§ **EXERCISE**
Reproduce each line of the listing exactly.

++++ DATA PROVIDED ++++

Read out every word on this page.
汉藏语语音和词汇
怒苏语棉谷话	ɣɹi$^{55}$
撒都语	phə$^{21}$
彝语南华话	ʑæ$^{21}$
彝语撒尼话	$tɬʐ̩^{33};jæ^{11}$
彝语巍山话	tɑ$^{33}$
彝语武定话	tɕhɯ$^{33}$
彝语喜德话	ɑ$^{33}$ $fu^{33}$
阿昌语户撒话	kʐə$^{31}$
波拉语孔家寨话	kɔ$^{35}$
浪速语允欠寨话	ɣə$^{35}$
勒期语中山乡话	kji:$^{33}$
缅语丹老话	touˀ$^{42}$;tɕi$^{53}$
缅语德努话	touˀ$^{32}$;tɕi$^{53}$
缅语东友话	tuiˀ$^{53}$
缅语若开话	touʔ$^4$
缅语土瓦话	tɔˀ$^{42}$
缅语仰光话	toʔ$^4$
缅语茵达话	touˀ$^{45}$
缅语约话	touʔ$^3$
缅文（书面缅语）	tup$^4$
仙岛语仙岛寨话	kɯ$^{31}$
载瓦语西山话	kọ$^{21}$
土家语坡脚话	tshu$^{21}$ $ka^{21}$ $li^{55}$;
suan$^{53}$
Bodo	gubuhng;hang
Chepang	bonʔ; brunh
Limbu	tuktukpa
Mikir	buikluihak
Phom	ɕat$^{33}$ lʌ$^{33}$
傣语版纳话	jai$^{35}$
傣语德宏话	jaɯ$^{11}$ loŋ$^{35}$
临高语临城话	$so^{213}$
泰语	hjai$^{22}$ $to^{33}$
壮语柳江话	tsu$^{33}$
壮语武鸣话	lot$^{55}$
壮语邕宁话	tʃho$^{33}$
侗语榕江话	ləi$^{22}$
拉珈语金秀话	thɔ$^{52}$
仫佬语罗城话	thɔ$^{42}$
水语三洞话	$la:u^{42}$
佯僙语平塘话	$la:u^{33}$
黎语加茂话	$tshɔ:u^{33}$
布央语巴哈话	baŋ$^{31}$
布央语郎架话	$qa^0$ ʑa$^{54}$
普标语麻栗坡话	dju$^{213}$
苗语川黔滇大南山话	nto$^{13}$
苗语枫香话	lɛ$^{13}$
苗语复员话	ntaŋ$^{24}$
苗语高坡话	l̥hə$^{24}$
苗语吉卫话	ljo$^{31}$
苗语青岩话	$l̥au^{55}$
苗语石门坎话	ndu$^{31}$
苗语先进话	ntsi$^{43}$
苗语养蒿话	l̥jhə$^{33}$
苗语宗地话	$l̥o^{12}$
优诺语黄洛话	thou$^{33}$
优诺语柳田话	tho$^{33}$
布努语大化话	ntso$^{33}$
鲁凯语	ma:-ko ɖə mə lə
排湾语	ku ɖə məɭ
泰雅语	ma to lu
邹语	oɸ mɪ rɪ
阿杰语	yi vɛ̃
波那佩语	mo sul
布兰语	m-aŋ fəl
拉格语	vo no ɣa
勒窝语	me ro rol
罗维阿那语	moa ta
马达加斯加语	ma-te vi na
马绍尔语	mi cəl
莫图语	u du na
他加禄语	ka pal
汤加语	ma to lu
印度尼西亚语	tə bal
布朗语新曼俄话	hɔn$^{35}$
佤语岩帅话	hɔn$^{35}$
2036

++++

§ **ANSWER TO THE PROBLEM**
Read out every word on this page.
汉藏语语音和词汇
怒苏语棉谷话	ɣɹi$^{55}$
撒都语	phə$^{21}$
彝语南华话	ʑæ$^{21}$
彝语撒尼话	$tɬʐ̩^{33};jæ^{11}$
彝语巍山话	tɑ$^{33}$
彝语武定话	tɕhɯ$^{33}$
彝语喜德话	ɑ$^{33}$ $fu^{33}$
阿昌语户撒话	kʐə$^{31}$
波拉语孔家寨话	kɔ$^{35}$
浪速语允欠寨话	ɣə$^{35}$
勒期语中山乡话	kji:$^{33}$
缅语丹老话	touˀ$^{42}$;tɕi$^{53}$
缅语德努话	touˀ$^{32}$;tɕi$^{53}$
缅语东友话	tuiˀ$^{53}$
缅语若开话	touʔ$^4$
缅语土瓦话	tɔˀ$^{42}$
缅语仰光话	toʔ$^4$
缅语茵达话	touˀ$^{45}$
缅语约话	touʔ$^3$
缅文（书面缅语）	tup$^4$
仙岛语仙岛寨话	kɯ$^{31}$
载瓦语西山话	kọ$^{21}$
土家语坡脚话	tshu$^{21}$ $ka^{21}$ $li^{55}$;
suan$^{53}$
Bodo	gubuhng;hang
Chepang	bonʔ; brunh
Limbu	tuktukpa
Mikir	buikluihak
Phom	ɕat$^{33}$ lʌ$^{33}$
傣语版纳话	jai$^{35}$
傣语德宏话	jaɯ$^{11}$ loŋ$^{35}$
临高语临城话	$so^{213}$
泰语	hjai$^{22}$ $to^{33}$
壮语柳江话	tsu$^{33}$
壮语武鸣话	lot$^{55}$
壮语邕宁话	tʃho$^{33}$
侗语榕江话	ləi$^{22}$
拉珈语金秀话	thɔ$^{52}$
仫佬语罗城话	thɔ$^{42}$
水语三洞话	$la:u^{42}$
佯僙语平塘话	$la:u^{33}$
黎语加茂话	$tshɔ:u^{33}$
布央语巴哈话	baŋ$^{31}$
布央语郎架话	$qa^0$ ʑa$^{54}$
普标语麻栗坡话	dju$^{213}$
苗语川黔滇大南山话	nto$^{13}$
苗语枫香话	lɛ$^{13}$
苗语复员话	ntaŋ$^{24}$
苗语高坡话	l̥hə$^{24}$
苗语吉卫话	ljo$^{31}$
苗语青岩话	$l̥au^{55}$
苗语石门坎话	ndu$^{31}$
苗语先进话	ntsi$^{43}$
苗语养蒿话	l̥jhə$^{33}$
苗语宗地话	$l̥o^{12}$
优诺语黄洛话	thou$^{33}$
优诺语柳田话	tho$^{33}$
布努语大化话	ntso$^{33}$
鲁凯语	ma:-ko ɖə mə lə
排湾语	ku ɖə məɭ
泰雅语	ma to lu
邹语	oɸ mɪ rɪ
阿杰语	yi vɛ̃
波那佩语	mo sul
布兰语	m-aŋ fəl
拉格语	vo no ɣa
勒窝语	me ro rol
罗维阿那语	moa ta
马达加斯加语	ma-te vi na
马绍尔语	mi cəl
莫图语	u du na
他加禄语	ka pal
汤加语	ma to lu
印度尼西亚语	tə bal
布朗语新曼俄话	hɔn$^{35}$
佤语岩帅话	hɔn$^{35}$
2036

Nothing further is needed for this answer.